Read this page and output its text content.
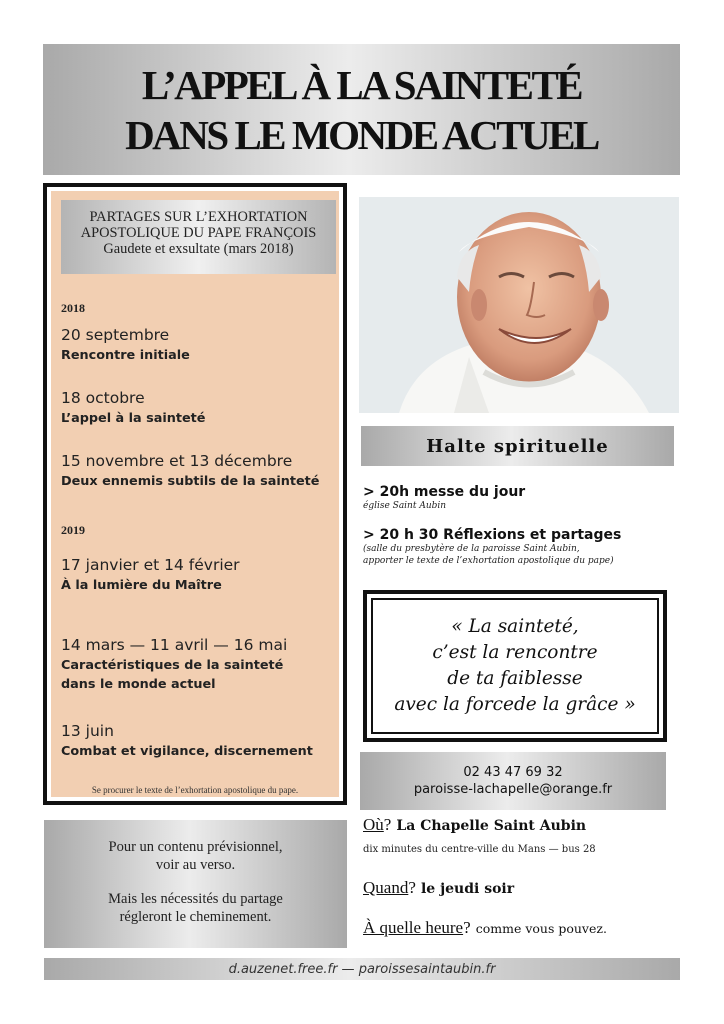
L’APPEL À LA SAINTETÉ
DANS LE MONDE ACTUEL
PARTAGES SUR L’EXHORTATION
APOSTOLIQUE DU PAPE FRANÇOIS
Gaudete et exsultate (mars 2018)
2018
20 septembre
Rencontre initiale
18 octobre
L’appel à la sainteté
15 novembre et 13 décembre
Deux ennemis subtils de la sainteté
2019
17 janvier et 14 février
À la lumière du Maître
14 mars — 11 avril — 16 mai
Caractéristiques de la sainteté
dans le monde actuel
13 juin
Combat et vigilance, discernement
Se procurer le texte de l’exhortation apostolique du pape.
Halte spirituelle
> 20h messe du jour
église Saint Aubin
> 20 h 30 Réflexions et partages
(salle du presbytère de la paroisse Saint Aubin,
apporter le texte de l’exhortation apostolique du pape)
« La sainteté,
c’est la rencontre
de ta faiblesse
avec la forcede la grâce »
02 43 47 69 32
paroisse-lachapelle@orange.fr
Pour un contenu prévisionnel,
voir au verso.
Mais les nécessités du partage
régleront le cheminement.
Où? La Chapelle Saint Aubin
dix minutes du centre-ville du Mans — bus 28
Quand? le jeudi soir
À quelle heure? comme vous pouvez.
d.auzenet.free.fr — paroissesaintaubin.fr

····················

* GIVEN PROBLEM: Write out the records above once more, word for word, with no pictures.

* RESULT FOR THIS EXERCISE:
Read this page and output its text content.
L’APPEL À LA SAINTETÉ
DANS LE MONDE ACTUEL
PARTAGES SUR L’EXHORTATION
APOSTOLIQUE DU PAPE FRANÇOIS
Gaudete et exsultate (mars 2018)
2018
20 septembre
Rencontre initiale
18 octobre
L’appel à la sainteté
15 novembre et 13 décembre
Deux ennemis subtils de la sainteté
2019
17 janvier et 14 février
À la lumière du Maître
14 mars — 11 avril — 16 mai
Caractéristiques de la sainteté
dans le monde actuel
13 juin
Combat et vigilance, discernement
Se procurer le texte de l’exhortation apostolique du pape.
Halte spirituelle
> 20h messe du jour
église Saint Aubin
> 20 h 30 Réflexions et partages
(salle du presbytère de la paroisse Saint Aubin,
apporter le texte de l’exhortation apostolique du pape)
« La sainteté,
c’est la rencontre
de ta faiblesse
avec la forcede la grâce »
02 43 47 69 32
paroisse-lachapelle@orange.fr
Pour un contenu prévisionnel,
voir au verso.
Mais les nécessités du partage
régleront le cheminement.
Où? La Chapelle Saint Aubin
dix minutes du centre-ville du Mans — bus 28
Quand? le jeudi soir
À quelle heure? comme vous pouvez.
d.auzenet.free.fr — paroissesaintaubin.fr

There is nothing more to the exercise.